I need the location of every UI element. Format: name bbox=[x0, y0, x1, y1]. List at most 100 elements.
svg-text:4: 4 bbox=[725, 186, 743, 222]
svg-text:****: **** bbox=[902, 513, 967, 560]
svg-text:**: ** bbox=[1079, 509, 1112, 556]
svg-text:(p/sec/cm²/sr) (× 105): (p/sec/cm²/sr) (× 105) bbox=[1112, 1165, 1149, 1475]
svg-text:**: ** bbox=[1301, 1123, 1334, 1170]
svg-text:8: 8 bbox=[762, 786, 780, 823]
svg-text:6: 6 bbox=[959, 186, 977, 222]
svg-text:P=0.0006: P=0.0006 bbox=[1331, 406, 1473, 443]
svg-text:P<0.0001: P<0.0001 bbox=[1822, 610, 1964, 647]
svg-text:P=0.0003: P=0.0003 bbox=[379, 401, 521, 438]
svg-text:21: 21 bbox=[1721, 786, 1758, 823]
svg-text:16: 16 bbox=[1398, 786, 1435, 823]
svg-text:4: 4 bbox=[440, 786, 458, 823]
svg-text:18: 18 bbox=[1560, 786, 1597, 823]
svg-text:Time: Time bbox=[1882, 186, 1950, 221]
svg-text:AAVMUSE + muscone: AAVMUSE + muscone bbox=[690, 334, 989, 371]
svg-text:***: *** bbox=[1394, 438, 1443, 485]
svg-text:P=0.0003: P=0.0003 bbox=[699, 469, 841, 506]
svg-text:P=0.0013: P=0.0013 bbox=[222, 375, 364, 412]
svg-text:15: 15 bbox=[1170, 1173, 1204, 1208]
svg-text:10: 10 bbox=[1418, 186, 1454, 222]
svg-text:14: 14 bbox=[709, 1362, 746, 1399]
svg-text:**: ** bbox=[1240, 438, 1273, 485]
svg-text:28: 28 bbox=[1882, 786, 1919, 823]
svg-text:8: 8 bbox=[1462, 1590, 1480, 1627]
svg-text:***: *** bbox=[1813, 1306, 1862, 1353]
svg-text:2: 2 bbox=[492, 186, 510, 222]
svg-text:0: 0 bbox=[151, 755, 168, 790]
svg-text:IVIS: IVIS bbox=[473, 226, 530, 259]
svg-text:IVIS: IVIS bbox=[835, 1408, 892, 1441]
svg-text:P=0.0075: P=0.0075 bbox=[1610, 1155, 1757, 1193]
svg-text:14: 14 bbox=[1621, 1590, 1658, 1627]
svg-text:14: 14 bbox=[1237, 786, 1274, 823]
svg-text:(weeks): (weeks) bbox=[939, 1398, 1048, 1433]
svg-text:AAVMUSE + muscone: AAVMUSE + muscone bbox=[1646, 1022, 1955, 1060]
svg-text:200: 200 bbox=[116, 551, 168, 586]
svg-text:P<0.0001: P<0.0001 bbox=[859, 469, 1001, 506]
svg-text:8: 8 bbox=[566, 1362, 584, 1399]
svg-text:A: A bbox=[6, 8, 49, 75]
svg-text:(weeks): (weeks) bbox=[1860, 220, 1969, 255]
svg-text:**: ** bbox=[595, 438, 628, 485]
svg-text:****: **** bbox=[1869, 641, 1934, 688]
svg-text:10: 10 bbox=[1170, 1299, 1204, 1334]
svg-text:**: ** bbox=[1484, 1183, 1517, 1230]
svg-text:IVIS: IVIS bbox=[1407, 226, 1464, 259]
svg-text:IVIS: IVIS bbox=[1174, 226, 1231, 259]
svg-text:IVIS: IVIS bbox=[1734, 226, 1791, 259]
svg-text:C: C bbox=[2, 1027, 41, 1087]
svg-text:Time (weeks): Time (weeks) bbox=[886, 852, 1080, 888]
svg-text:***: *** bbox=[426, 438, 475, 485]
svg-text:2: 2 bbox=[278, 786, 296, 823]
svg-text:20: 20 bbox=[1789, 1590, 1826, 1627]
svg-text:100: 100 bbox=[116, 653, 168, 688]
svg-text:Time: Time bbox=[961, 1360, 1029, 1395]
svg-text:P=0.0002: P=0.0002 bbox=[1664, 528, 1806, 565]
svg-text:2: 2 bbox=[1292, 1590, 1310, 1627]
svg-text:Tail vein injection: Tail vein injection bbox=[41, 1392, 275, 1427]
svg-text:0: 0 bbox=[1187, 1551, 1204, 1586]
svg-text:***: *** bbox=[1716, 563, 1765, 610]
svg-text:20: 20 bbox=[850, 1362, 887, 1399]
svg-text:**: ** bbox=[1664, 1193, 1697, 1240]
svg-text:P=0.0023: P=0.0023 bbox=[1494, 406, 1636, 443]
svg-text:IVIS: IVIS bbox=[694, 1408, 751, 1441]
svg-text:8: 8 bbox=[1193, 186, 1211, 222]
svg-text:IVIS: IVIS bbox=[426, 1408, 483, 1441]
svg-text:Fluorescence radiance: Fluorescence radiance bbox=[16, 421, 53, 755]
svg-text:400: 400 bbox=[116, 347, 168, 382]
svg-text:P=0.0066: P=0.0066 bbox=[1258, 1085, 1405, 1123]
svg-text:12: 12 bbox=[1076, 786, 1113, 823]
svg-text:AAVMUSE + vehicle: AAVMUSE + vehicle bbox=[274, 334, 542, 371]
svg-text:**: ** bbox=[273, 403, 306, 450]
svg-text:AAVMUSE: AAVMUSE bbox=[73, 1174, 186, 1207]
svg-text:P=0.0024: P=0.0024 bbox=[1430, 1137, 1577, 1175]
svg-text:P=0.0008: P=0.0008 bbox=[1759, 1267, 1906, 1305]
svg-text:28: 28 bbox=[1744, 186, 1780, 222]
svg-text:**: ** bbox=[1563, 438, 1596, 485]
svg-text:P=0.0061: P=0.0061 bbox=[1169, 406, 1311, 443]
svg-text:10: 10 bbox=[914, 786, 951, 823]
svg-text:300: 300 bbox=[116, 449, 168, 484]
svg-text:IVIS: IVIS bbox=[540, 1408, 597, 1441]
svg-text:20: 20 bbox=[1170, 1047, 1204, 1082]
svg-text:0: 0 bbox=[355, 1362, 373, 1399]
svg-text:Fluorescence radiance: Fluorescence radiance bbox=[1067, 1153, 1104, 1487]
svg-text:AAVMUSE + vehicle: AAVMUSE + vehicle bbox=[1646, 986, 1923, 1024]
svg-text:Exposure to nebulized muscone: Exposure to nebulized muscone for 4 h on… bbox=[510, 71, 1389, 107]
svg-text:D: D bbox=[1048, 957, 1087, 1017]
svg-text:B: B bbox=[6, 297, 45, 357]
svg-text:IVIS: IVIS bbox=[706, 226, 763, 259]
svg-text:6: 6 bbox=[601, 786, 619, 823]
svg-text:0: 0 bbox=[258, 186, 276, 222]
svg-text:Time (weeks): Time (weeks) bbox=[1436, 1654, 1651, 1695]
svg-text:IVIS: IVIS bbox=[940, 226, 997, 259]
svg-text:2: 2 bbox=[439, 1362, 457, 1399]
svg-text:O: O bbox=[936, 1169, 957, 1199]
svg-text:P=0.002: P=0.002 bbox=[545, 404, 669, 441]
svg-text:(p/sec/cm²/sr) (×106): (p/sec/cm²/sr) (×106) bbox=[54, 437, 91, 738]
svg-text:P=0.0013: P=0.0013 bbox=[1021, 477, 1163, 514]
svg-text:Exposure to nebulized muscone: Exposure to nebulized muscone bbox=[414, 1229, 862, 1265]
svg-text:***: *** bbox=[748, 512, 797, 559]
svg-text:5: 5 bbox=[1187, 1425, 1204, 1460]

▬▬▬▬▬▬

Copy all of the lines above verbatim, changing nothing.

I need the location of every UI element. Format: name bbox=[x0, y0, x1, y1]. List at most 100 elements.
svg-text:4: 4 bbox=[725, 186, 743, 222]
svg-text:****: **** bbox=[902, 513, 967, 560]
svg-text:**: ** bbox=[1079, 509, 1112, 556]
svg-text:(p/sec/cm²/sr) (× 105): (p/sec/cm²/sr) (× 105) bbox=[1112, 1165, 1149, 1475]
svg-text:**: ** bbox=[1301, 1123, 1334, 1170]
svg-text:8: 8 bbox=[762, 786, 780, 823]
svg-text:6: 6 bbox=[959, 186, 977, 222]
svg-text:P=0.0006: P=0.0006 bbox=[1331, 406, 1473, 443]
svg-text:P<0.0001: P<0.0001 bbox=[1822, 610, 1964, 647]
svg-text:P=0.0003: P=0.0003 bbox=[379, 401, 521, 438]
svg-text:21: 21 bbox=[1721, 786, 1758, 823]
svg-text:16: 16 bbox=[1398, 786, 1435, 823]
svg-text:4: 4 bbox=[440, 786, 458, 823]
svg-text:18: 18 bbox=[1560, 786, 1597, 823]
svg-text:Time: Time bbox=[1882, 186, 1950, 221]
svg-text:AAVMUSE + muscone: AAVMUSE + muscone bbox=[690, 334, 989, 371]
svg-text:***: *** bbox=[1394, 438, 1443, 485]
svg-text:P=0.0003: P=0.0003 bbox=[699, 469, 841, 506]
svg-text:P=0.0013: P=0.0013 bbox=[222, 375, 364, 412]
svg-text:15: 15 bbox=[1170, 1173, 1204, 1208]
svg-text:10: 10 bbox=[1418, 186, 1454, 222]
svg-text:14: 14 bbox=[709, 1362, 746, 1399]
svg-text:**: ** bbox=[1240, 438, 1273, 485]
svg-text:28: 28 bbox=[1882, 786, 1919, 823]
svg-text:8: 8 bbox=[1462, 1590, 1480, 1627]
svg-text:***: *** bbox=[1813, 1306, 1862, 1353]
svg-text:2: 2 bbox=[492, 186, 510, 222]
svg-text:0: 0 bbox=[151, 755, 168, 790]
svg-text:IVIS: IVIS bbox=[473, 226, 530, 259]
svg-text:IVIS: IVIS bbox=[835, 1408, 892, 1441]
svg-text:P=0.0075: P=0.0075 bbox=[1610, 1155, 1757, 1193]
svg-text:14: 14 bbox=[1621, 1590, 1658, 1627]
svg-text:14: 14 bbox=[1237, 786, 1274, 823]
svg-text:(weeks): (weeks) bbox=[939, 1398, 1048, 1433]
svg-text:AAVMUSE + muscone: AAVMUSE + muscone bbox=[1646, 1022, 1955, 1060]
svg-text:200: 200 bbox=[116, 551, 168, 586]
svg-text:P<0.0001: P<0.0001 bbox=[859, 469, 1001, 506]
svg-text:8: 8 bbox=[566, 1362, 584, 1399]
svg-text:A: A bbox=[6, 8, 49, 75]
svg-text:(weeks): (weeks) bbox=[1860, 220, 1969, 255]
svg-text:**: ** bbox=[595, 438, 628, 485]
svg-text:****: **** bbox=[1869, 641, 1934, 688]
svg-text:10: 10 bbox=[1170, 1299, 1204, 1334]
svg-text:**: ** bbox=[1484, 1183, 1517, 1230]
svg-text:IVIS: IVIS bbox=[1407, 226, 1464, 259]
svg-text:IVIS: IVIS bbox=[1174, 226, 1231, 259]
svg-text:IVIS: IVIS bbox=[1734, 226, 1791, 259]
svg-text:C: C bbox=[2, 1027, 41, 1087]
svg-text:Time (weeks): Time (weeks) bbox=[886, 852, 1080, 888]
svg-text:***: *** bbox=[426, 438, 475, 485]
svg-text:2: 2 bbox=[278, 786, 296, 823]
svg-text:20: 20 bbox=[1789, 1590, 1826, 1627]
svg-text:100: 100 bbox=[116, 653, 168, 688]
svg-text:Time: Time bbox=[961, 1360, 1029, 1395]
svg-text:P=0.0002: P=0.0002 bbox=[1664, 528, 1806, 565]
svg-text:2: 2 bbox=[1292, 1590, 1310, 1627]
svg-text:Tail vein injection: Tail vein injection bbox=[41, 1392, 275, 1427]
svg-text:0: 0 bbox=[1187, 1551, 1204, 1586]
svg-text:***: *** bbox=[1716, 563, 1765, 610]
svg-text:20: 20 bbox=[850, 1362, 887, 1399]
svg-text:**: ** bbox=[1664, 1193, 1697, 1240]
svg-text:P=0.0023: P=0.0023 bbox=[1494, 406, 1636, 443]
svg-text:IVIS: IVIS bbox=[694, 1408, 751, 1441]
svg-text:8: 8 bbox=[1193, 186, 1211, 222]
svg-text:IVIS: IVIS bbox=[426, 1408, 483, 1441]
svg-text:Fluorescence radiance: Fluorescence radiance bbox=[16, 421, 53, 755]
svg-text:400: 400 bbox=[116, 347, 168, 382]
svg-text:P=0.0066: P=0.0066 bbox=[1258, 1085, 1405, 1123]
svg-text:12: 12 bbox=[1076, 786, 1113, 823]
svg-text:AAVMUSE + vehicle: AAVMUSE + vehicle bbox=[274, 334, 542, 371]
svg-text:**: ** bbox=[273, 403, 306, 450]
svg-text:AAVMUSE: AAVMUSE bbox=[73, 1174, 186, 1207]
svg-text:P=0.0024: P=0.0024 bbox=[1430, 1137, 1577, 1175]
svg-text:P=0.0008: P=0.0008 bbox=[1759, 1267, 1906, 1305]
svg-text:28: 28 bbox=[1744, 186, 1780, 222]
svg-text:**: ** bbox=[1563, 438, 1596, 485]
svg-text:P=0.0061: P=0.0061 bbox=[1169, 406, 1311, 443]
svg-text:10: 10 bbox=[914, 786, 951, 823]
svg-text:300: 300 bbox=[116, 449, 168, 484]
svg-text:IVIS: IVIS bbox=[540, 1408, 597, 1441]
svg-text:20: 20 bbox=[1170, 1047, 1204, 1082]
svg-text:0: 0 bbox=[355, 1362, 373, 1399]
svg-text:Fluorescence radiance: Fluorescence radiance bbox=[1067, 1153, 1104, 1487]
svg-text:AAVMUSE + vehicle: AAVMUSE + vehicle bbox=[1646, 986, 1923, 1024]
svg-text:Exposure to nebulized muscone: Exposure to nebulized muscone for 4 h on… bbox=[510, 71, 1389, 107]
svg-text:D: D bbox=[1048, 957, 1087, 1017]
svg-text:B: B bbox=[6, 297, 45, 357]
svg-text:IVIS: IVIS bbox=[706, 226, 763, 259]
svg-text:6: 6 bbox=[601, 786, 619, 823]
svg-text:0: 0 bbox=[258, 186, 276, 222]
svg-text:Time (weeks): Time (weeks) bbox=[1436, 1654, 1651, 1695]
svg-text:IVIS: IVIS bbox=[940, 226, 997, 259]
svg-text:2: 2 bbox=[439, 1362, 457, 1399]
svg-text:O: O bbox=[936, 1169, 957, 1199]
svg-text:P=0.002: P=0.002 bbox=[545, 404, 669, 441]
svg-text:(p/sec/cm²/sr) (×106): (p/sec/cm²/sr) (×106) bbox=[54, 437, 91, 738]
svg-text:P=0.0013: P=0.0013 bbox=[1021, 477, 1163, 514]
svg-text:Exposure to nebulized muscone: Exposure to nebulized muscone bbox=[414, 1229, 862, 1265]
svg-text:***: *** bbox=[748, 512, 797, 559]
svg-text:5: 5 bbox=[1187, 1425, 1204, 1460]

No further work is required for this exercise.